§ What you will do: Gather all lines containing the string "Price" and copy them out.

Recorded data
+ + + +

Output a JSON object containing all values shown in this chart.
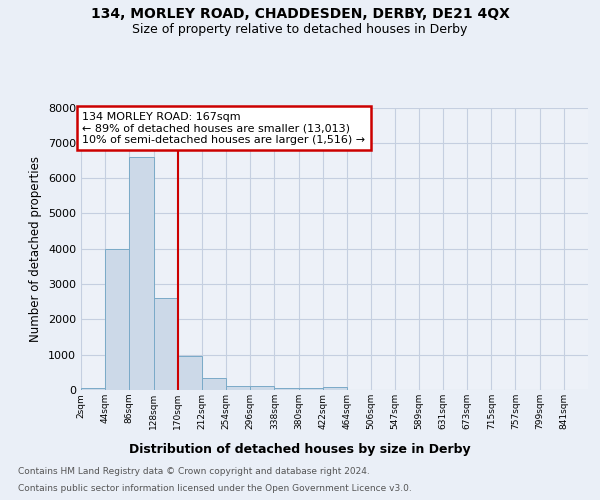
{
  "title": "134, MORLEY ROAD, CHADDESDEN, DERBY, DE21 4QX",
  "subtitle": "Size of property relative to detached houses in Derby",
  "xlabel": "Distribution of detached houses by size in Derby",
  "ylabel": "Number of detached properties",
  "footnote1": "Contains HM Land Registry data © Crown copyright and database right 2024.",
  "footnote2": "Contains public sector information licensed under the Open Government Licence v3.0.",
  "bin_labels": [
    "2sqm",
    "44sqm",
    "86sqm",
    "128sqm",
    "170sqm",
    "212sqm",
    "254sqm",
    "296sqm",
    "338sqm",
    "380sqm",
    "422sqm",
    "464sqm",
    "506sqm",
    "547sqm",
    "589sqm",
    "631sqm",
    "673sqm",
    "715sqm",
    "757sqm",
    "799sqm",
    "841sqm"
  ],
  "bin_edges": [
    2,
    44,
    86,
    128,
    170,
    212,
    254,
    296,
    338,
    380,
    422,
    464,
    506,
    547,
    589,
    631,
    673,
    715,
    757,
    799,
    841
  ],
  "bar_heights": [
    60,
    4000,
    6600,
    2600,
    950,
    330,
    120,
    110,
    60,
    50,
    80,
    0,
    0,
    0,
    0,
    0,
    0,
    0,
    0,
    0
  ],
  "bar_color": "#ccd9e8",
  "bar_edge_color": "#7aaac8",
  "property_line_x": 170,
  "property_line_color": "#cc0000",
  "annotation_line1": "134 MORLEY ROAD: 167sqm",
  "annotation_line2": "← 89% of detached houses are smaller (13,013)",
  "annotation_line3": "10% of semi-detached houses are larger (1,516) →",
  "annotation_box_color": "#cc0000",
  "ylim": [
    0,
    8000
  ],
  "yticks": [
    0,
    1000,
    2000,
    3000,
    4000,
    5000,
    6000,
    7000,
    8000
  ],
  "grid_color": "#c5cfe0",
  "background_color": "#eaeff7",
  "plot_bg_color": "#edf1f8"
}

+ + + +

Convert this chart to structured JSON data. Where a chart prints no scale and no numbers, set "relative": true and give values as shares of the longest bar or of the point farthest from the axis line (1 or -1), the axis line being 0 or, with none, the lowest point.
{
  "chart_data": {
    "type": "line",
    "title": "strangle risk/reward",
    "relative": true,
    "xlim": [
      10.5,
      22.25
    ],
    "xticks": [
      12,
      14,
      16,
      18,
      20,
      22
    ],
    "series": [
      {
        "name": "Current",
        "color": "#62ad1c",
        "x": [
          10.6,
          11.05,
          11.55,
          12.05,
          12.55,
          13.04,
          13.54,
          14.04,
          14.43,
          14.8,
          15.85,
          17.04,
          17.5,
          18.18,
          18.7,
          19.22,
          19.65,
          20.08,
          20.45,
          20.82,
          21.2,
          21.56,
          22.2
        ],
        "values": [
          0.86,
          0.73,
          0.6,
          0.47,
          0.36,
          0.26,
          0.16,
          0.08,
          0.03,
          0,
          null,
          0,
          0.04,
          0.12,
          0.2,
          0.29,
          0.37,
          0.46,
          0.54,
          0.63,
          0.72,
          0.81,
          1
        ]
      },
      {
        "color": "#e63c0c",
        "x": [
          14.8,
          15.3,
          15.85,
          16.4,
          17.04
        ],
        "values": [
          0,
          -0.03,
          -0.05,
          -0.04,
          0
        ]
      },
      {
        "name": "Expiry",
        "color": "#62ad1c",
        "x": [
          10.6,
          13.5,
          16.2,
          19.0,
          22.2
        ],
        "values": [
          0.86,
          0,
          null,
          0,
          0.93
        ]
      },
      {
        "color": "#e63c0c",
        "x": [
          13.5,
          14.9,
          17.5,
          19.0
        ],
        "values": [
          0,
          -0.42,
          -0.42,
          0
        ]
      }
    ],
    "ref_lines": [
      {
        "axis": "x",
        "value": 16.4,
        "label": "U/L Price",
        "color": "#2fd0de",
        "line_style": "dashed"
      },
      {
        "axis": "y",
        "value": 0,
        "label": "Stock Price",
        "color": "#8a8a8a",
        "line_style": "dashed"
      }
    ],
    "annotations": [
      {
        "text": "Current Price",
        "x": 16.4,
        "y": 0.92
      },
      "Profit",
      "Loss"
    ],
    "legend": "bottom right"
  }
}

+ + + +

§ Exercise solution:
        "label": "U/L Price",
        "label": "Stock Price",
        "text": "Current Price",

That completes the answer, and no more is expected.